EXERCISE OBJECTIVE: Output a single figure: the number of lines in which the word "prefix" appears.

DATA FOR PROCESSING:
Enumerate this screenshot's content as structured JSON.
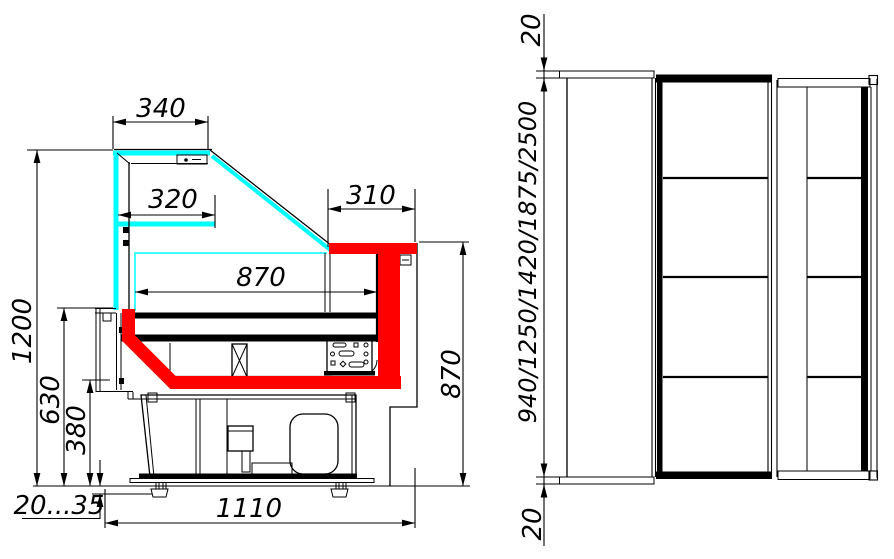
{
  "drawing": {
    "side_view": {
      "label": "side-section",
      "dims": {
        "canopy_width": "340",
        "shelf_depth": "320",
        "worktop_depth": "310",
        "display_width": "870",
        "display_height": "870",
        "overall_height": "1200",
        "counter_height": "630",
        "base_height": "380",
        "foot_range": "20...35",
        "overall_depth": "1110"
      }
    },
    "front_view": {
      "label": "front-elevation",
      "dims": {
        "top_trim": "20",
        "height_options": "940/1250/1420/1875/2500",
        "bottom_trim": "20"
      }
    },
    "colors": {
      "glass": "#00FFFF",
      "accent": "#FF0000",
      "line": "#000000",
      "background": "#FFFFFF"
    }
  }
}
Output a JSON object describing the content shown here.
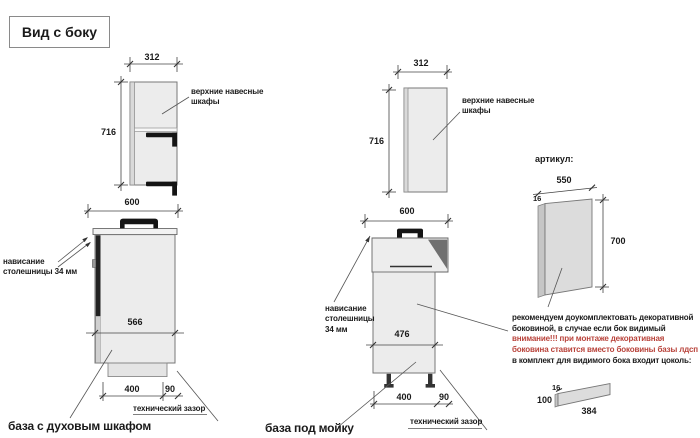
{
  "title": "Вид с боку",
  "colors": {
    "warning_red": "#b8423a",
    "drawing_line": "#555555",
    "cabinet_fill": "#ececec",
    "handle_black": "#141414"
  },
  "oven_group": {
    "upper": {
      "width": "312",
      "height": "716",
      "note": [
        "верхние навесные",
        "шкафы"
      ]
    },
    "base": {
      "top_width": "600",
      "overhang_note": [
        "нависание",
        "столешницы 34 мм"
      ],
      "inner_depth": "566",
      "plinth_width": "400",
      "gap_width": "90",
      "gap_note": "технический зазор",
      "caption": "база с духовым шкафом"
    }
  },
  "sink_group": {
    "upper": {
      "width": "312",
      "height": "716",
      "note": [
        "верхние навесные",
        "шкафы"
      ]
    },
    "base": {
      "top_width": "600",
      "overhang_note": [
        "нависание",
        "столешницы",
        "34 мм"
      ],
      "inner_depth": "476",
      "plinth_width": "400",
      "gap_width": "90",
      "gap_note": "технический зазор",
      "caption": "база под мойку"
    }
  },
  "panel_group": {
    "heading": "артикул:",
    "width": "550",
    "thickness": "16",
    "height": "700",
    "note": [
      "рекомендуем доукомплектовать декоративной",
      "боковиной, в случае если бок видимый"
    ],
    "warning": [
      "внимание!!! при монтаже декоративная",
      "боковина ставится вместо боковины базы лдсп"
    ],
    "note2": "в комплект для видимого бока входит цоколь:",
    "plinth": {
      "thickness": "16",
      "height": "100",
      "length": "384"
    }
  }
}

--

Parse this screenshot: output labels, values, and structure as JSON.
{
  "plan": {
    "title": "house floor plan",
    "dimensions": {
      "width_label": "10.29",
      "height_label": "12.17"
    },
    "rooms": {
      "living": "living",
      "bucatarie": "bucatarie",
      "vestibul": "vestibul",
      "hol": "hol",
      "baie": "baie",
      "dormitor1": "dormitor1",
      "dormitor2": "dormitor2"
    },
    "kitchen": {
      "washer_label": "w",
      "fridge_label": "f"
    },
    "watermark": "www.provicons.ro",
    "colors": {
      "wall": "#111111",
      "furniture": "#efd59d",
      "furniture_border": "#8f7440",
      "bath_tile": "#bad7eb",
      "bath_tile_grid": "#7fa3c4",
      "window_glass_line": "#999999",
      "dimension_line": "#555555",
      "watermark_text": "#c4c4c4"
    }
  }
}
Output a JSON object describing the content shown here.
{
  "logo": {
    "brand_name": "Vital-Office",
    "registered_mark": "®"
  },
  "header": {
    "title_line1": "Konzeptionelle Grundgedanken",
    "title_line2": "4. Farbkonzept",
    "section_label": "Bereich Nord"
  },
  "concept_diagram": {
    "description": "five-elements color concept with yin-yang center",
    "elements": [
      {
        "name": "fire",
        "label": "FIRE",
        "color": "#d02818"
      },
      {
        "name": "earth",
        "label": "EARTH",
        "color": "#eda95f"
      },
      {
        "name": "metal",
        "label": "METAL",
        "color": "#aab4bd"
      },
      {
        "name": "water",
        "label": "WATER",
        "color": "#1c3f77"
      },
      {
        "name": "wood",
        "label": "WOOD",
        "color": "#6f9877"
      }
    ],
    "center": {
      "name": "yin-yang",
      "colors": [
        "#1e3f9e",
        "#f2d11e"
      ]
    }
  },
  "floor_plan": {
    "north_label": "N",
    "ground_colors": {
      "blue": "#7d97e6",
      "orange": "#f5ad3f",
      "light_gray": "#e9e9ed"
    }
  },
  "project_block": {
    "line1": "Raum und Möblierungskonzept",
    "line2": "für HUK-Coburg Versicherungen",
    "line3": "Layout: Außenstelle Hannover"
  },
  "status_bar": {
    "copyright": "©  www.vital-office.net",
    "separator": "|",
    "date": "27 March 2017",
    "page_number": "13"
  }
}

--

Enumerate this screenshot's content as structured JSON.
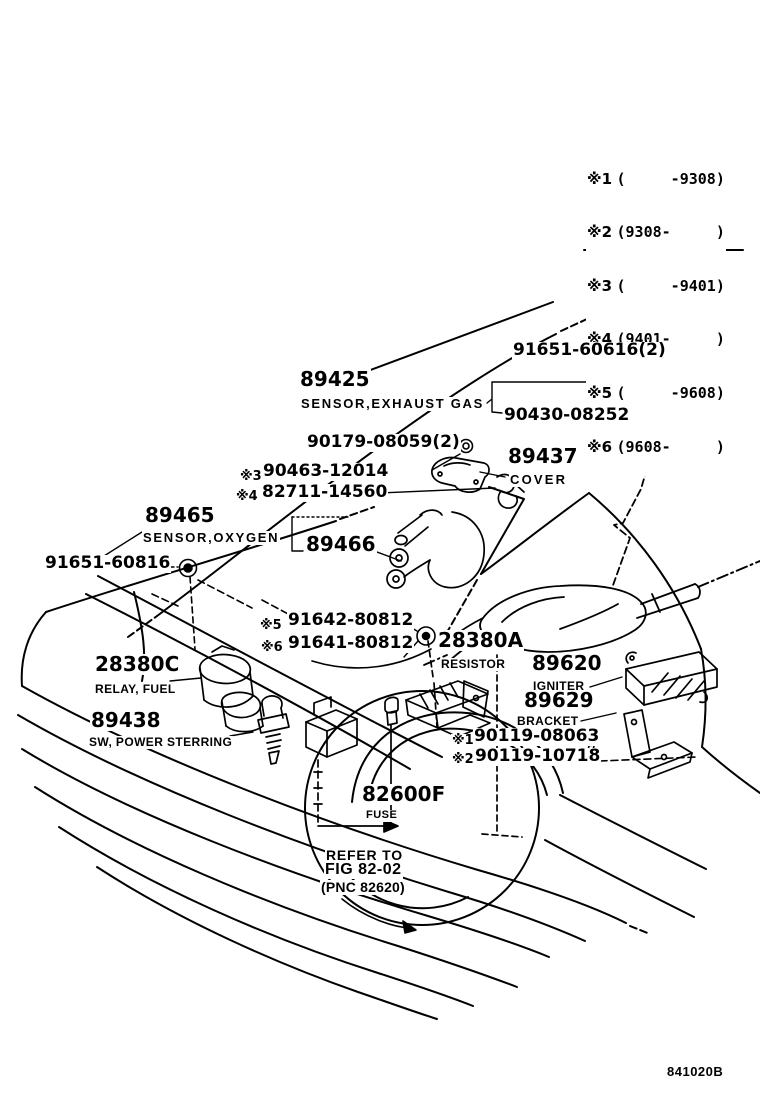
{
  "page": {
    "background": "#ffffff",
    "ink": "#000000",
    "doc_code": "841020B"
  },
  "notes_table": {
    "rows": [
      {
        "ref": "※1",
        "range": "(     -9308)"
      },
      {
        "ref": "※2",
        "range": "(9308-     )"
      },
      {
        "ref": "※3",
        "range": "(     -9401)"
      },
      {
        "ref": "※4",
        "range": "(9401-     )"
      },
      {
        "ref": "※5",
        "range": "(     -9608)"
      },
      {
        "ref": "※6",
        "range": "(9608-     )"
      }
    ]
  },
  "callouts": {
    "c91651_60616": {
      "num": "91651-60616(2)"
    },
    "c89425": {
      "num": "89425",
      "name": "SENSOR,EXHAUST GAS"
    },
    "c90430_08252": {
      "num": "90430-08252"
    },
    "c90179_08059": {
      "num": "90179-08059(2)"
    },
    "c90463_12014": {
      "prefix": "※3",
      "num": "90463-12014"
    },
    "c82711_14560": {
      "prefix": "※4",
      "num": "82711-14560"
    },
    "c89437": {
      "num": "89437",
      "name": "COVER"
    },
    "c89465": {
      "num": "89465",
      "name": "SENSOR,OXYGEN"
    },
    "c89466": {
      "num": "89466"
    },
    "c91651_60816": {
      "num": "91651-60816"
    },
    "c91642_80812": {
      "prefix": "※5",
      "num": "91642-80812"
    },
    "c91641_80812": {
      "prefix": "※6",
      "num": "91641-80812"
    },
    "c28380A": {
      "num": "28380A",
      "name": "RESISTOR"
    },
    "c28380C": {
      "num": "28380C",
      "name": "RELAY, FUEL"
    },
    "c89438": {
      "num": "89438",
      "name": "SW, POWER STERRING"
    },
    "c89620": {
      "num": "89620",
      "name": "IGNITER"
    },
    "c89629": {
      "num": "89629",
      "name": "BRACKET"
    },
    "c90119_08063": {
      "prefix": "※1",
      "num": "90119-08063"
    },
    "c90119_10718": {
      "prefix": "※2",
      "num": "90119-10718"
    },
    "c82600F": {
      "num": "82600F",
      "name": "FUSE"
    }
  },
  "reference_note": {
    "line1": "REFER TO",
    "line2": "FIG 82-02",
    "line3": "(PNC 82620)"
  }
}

SOLUTION FOR THIS PROBLEM: 6